▶ [Dataset records]
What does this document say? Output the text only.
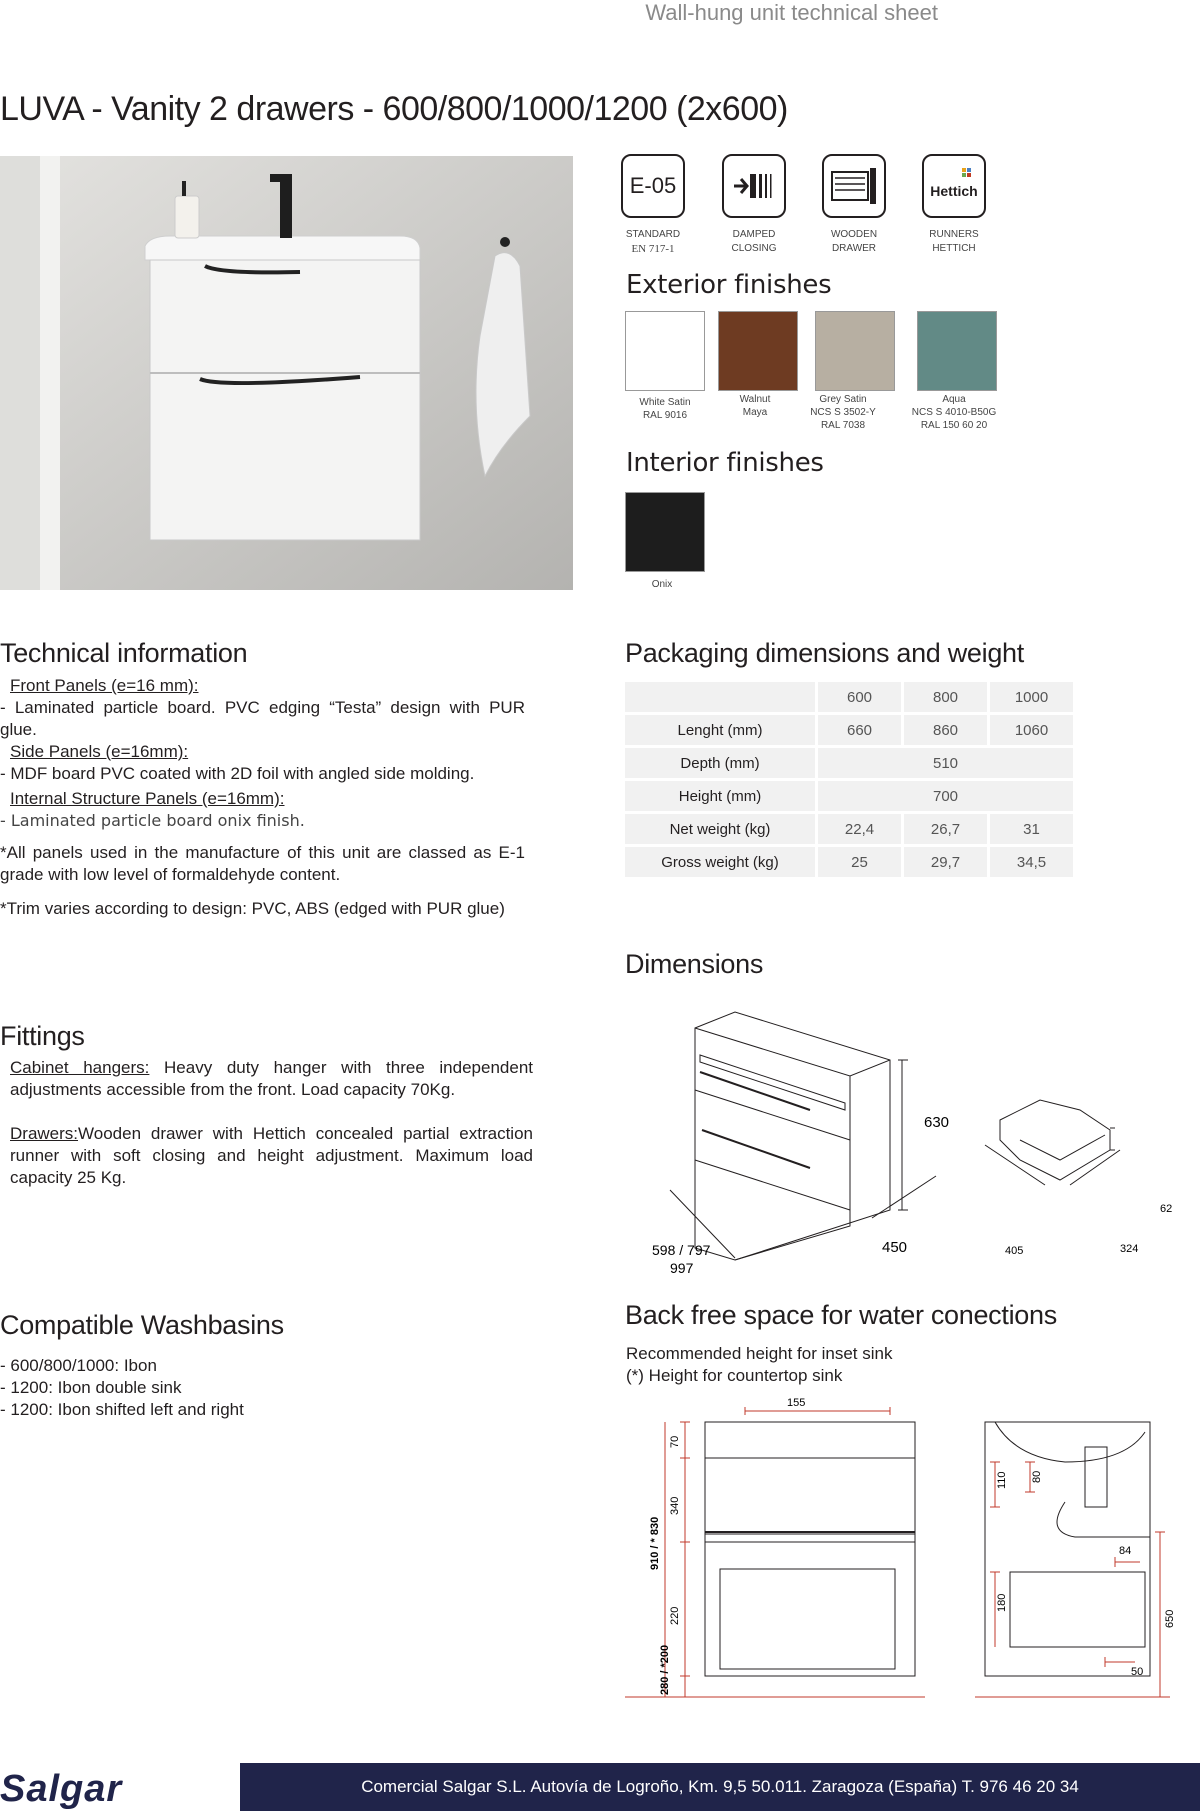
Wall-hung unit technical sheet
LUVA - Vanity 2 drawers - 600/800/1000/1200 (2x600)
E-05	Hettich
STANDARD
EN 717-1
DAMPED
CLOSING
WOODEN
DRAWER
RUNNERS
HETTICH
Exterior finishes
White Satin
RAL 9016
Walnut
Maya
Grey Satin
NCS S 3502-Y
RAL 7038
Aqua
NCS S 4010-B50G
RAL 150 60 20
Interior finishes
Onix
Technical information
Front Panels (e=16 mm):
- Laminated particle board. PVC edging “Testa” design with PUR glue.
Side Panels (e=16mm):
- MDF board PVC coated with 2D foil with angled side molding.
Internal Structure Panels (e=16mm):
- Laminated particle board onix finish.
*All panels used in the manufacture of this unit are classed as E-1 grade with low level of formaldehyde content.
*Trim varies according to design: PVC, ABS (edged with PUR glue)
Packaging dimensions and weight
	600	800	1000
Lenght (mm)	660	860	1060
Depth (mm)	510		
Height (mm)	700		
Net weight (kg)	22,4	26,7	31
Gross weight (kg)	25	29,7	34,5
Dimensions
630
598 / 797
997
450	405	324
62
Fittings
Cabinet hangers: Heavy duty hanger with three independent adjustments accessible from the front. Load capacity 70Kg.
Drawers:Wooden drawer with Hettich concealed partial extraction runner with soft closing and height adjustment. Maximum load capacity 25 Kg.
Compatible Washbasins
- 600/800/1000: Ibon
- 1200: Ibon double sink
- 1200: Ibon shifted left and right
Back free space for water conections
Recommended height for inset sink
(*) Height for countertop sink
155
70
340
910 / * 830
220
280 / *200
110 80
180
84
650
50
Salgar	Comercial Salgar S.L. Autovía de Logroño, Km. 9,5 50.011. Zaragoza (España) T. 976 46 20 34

* * *

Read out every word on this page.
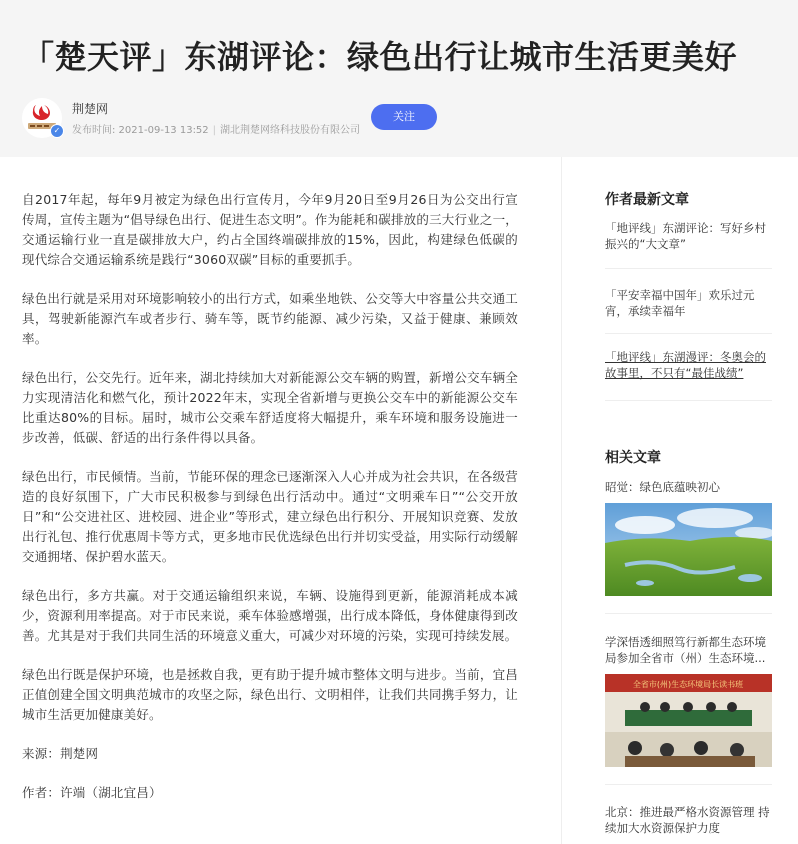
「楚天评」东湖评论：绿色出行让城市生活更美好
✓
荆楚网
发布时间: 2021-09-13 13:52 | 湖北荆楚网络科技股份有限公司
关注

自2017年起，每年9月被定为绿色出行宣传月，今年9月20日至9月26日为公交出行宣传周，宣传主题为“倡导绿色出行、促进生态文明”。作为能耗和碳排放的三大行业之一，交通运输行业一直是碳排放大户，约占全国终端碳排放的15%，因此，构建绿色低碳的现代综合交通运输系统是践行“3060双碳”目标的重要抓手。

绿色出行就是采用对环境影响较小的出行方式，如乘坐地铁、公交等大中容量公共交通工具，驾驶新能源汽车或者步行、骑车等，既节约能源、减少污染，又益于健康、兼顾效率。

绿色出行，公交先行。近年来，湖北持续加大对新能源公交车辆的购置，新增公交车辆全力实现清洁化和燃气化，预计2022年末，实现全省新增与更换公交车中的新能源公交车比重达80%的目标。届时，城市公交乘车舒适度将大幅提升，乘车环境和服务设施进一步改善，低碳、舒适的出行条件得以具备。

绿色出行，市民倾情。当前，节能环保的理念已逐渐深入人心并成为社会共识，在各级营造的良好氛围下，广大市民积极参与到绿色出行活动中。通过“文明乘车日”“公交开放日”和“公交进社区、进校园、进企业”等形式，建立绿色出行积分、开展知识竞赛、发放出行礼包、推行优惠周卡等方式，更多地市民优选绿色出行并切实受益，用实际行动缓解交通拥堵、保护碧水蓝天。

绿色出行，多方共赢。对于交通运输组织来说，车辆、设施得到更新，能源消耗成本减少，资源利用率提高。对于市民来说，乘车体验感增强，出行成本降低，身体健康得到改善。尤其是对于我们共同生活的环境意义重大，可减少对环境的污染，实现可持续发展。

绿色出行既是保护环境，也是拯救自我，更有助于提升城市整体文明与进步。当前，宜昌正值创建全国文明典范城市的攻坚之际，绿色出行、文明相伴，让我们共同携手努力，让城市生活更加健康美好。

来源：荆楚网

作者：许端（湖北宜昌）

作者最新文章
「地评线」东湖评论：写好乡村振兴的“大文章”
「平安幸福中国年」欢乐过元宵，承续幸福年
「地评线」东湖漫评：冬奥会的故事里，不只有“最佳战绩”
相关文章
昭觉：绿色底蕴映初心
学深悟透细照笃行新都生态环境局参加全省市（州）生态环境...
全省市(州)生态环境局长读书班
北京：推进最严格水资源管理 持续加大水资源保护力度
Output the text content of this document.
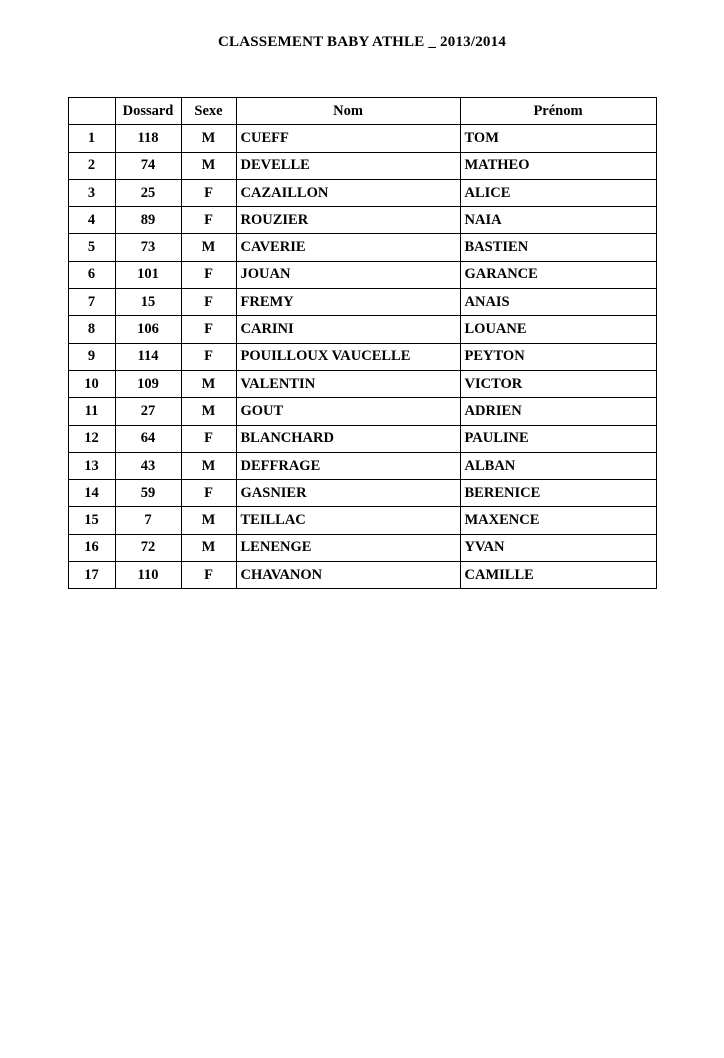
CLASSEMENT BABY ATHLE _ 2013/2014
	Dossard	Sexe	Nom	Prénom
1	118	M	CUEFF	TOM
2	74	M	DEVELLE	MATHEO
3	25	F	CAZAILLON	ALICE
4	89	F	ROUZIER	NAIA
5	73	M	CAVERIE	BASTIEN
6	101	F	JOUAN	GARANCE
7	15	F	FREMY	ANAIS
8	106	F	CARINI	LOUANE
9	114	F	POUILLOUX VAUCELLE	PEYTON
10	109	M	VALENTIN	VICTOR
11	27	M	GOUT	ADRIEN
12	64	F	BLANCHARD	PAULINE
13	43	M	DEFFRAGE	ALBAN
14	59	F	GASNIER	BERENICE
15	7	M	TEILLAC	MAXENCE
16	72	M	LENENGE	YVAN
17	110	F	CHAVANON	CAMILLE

---

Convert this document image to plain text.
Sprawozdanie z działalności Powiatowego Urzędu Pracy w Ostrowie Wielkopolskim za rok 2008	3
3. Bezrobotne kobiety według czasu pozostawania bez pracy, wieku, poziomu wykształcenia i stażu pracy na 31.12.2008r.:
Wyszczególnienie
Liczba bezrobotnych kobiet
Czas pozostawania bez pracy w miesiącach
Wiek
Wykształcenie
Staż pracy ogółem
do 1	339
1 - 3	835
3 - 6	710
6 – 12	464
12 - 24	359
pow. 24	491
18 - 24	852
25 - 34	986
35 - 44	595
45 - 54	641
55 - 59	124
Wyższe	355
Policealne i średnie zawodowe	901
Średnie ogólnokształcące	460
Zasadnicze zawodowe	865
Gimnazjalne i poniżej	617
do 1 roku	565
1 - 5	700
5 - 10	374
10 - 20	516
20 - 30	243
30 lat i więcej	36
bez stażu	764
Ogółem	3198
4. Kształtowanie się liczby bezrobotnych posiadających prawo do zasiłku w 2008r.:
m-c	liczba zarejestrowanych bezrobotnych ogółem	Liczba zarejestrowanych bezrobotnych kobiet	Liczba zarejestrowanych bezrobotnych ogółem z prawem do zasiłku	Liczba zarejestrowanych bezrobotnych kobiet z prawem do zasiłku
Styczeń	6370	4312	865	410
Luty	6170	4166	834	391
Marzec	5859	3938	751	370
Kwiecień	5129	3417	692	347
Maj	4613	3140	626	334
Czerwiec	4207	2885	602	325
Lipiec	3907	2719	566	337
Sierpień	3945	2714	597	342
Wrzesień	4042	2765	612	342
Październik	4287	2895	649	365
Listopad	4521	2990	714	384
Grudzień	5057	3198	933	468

▶ [Exercise]
Show each line holding the word "pozostawania".

▶ [Expected output]
3. Bezrobotne kobiety według czasu pozostawania bez pracy, wieku, poziomu wykształcenia i stażu pracy na 31.12.2008r.:
Czas pozostawania bez pracy w miesiącach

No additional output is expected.